— start of STORED DATA —

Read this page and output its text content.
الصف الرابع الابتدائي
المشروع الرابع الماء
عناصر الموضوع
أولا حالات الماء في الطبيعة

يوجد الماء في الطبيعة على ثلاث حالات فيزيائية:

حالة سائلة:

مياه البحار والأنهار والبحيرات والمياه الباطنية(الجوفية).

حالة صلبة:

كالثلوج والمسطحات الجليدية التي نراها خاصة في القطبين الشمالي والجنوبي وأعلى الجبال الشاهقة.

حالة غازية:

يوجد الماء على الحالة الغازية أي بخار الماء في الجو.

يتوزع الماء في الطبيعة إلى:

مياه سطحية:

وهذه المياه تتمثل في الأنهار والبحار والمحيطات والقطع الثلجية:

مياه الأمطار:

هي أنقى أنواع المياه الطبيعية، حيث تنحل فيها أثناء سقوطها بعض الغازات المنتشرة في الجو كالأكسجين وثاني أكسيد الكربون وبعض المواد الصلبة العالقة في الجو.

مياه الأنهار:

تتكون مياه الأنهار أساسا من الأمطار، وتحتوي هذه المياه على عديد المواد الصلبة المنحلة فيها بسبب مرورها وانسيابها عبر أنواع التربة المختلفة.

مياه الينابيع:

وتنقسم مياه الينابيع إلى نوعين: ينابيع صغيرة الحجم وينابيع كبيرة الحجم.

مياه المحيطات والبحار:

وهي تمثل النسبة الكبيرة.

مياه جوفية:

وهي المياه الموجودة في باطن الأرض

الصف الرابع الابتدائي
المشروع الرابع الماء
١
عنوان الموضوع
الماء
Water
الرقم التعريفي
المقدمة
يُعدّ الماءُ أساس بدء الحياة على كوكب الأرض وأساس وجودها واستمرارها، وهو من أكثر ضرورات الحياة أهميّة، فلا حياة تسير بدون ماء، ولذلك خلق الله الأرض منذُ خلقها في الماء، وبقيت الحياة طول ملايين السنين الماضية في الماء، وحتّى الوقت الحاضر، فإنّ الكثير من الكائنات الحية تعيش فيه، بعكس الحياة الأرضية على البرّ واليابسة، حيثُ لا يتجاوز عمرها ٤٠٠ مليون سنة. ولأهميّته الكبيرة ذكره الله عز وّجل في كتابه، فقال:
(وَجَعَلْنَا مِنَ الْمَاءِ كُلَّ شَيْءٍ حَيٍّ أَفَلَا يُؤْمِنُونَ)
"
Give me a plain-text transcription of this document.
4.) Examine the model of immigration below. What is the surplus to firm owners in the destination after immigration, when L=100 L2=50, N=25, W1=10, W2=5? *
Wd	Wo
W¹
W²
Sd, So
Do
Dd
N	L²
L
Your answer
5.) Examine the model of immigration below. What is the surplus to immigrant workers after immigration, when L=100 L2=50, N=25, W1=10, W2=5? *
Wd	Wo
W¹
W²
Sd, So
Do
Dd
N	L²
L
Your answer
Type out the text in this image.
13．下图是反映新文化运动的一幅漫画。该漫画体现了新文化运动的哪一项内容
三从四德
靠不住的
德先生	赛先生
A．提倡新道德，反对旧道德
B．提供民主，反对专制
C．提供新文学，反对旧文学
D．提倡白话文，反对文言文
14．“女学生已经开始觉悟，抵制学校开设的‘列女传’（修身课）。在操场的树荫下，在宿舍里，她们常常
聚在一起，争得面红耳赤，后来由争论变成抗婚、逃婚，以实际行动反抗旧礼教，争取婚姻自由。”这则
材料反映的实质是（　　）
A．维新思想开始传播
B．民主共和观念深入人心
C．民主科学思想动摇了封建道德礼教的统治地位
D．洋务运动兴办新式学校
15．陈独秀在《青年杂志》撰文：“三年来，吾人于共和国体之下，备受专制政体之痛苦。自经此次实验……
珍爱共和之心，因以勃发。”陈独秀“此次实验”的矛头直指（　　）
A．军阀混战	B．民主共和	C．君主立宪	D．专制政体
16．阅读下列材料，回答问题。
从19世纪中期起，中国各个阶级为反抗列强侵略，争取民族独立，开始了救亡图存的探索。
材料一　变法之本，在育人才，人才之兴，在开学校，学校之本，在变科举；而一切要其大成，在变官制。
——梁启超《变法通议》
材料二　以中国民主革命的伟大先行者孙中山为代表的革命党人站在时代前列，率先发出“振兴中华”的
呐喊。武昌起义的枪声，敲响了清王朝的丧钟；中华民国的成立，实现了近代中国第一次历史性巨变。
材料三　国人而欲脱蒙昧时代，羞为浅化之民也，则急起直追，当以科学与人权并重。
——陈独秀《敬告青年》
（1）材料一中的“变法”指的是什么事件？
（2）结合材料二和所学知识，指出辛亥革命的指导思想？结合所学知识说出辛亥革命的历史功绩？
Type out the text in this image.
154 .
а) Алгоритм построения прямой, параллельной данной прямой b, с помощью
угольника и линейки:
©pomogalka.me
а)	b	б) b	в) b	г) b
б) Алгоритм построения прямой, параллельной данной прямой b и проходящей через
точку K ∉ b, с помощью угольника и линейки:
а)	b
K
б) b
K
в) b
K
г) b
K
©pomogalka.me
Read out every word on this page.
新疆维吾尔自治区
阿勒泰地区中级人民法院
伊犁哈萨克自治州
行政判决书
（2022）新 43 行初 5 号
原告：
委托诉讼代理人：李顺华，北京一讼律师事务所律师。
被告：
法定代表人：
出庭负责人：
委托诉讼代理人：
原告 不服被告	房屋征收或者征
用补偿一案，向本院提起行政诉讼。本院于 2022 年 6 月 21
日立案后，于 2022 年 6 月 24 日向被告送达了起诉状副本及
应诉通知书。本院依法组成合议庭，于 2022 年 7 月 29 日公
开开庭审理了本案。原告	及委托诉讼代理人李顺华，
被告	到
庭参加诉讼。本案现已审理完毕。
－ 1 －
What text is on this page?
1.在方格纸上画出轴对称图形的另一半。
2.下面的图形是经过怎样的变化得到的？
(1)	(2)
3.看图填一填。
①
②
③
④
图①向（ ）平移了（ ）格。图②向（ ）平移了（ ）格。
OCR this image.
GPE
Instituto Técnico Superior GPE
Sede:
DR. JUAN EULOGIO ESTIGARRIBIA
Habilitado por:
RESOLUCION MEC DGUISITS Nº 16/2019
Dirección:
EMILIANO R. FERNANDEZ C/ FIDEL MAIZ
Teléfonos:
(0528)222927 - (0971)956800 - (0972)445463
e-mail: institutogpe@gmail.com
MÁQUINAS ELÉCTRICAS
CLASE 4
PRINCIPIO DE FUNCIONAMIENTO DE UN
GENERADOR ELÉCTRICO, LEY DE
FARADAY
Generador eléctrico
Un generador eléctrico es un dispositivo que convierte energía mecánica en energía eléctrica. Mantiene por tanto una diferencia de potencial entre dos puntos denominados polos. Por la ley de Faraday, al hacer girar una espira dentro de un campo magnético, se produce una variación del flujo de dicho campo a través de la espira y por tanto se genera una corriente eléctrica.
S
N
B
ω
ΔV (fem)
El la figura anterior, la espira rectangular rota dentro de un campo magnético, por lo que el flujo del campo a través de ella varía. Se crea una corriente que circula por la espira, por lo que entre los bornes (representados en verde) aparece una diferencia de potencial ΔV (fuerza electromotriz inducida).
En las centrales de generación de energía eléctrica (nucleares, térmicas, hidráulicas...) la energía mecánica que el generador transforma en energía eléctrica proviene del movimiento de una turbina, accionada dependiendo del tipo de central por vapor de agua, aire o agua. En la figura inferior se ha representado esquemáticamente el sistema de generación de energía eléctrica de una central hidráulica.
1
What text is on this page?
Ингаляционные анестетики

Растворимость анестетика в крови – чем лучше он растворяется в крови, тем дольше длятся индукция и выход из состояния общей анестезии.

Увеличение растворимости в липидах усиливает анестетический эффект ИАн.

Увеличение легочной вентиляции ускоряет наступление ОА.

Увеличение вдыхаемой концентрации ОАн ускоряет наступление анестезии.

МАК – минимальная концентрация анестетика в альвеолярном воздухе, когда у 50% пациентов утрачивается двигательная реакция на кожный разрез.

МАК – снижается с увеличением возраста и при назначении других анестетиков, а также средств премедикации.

— end of STORED DATA —

* SHORT TASK: Only the lines from the one containing "OCR this image." to the end of the listing belong in the output, each reproduced exactly.

* SOLUTION TO THIS EXERCISE:
OCR this image.
GPE
Instituto Técnico Superior GPE
Sede:
DR. JUAN EULOGIO ESTIGARRIBIA
Habilitado por:
RESOLUCION MEC DGUISITS Nº 16/2019
Dirección:
EMILIANO R. FERNANDEZ C/ FIDEL MAIZ
Teléfonos:
(0528)222927 - (0971)956800 - (0972)445463
e-mail: institutogpe@gmail.com
MÁQUINAS ELÉCTRICAS
CLASE 4
PRINCIPIO DE FUNCIONAMIENTO DE UN
GENERADOR ELÉCTRICO, LEY DE
FARADAY
Generador eléctrico
Un generador eléctrico es un dispositivo que convierte energía mecánica en energía eléctrica. Mantiene por tanto una diferencia de potencial entre dos puntos denominados polos. Por la ley de Faraday, al hacer girar una espira dentro de un campo magnético, se produce una variación del flujo de dicho campo a través de la espira y por tanto se genera una corriente eléctrica.
S
N
B
ω
ΔV (fem)
El la figura anterior, la espira rectangular rota dentro de un campo magnético, por lo que el flujo del campo a través de ella varía. Se crea una corriente que circula por la espira, por lo que entre los bornes (representados en verde) aparece una diferencia de potencial ΔV (fuerza electromotriz inducida).
En las centrales de generación de energía eléctrica (nucleares, térmicas, hidráulicas...) la energía mecánica que el generador transforma en energía eléctrica proviene del movimiento de una turbina, accionada dependiendo del tipo de central por vapor de agua, aire o agua. En la figura inferior se ha representado esquemáticamente el sistema de generación de energía eléctrica de una central hidráulica.
1
What text is on this page?
Ингаляционные анестетики

Растворимость анестетика в крови – чем лучше он растворяется в крови, тем дольше длятся индукция и выход из состояния общей анестезии.

Увеличение растворимости в липидах усиливает анестетический эффект ИАн.

Увеличение легочной вентиляции ускоряет наступление ОА.

Увеличение вдыхаемой концентрации ОАн ускоряет наступление анестезии.

МАК – минимальная концентрация анестетика в альвеолярном воздухе, когда у 50% пациентов утрачивается двигательная реакция на кожный разрез.

МАК – снижается с увеличением возраста и при назначении других анестетиков, а также средств премедикации.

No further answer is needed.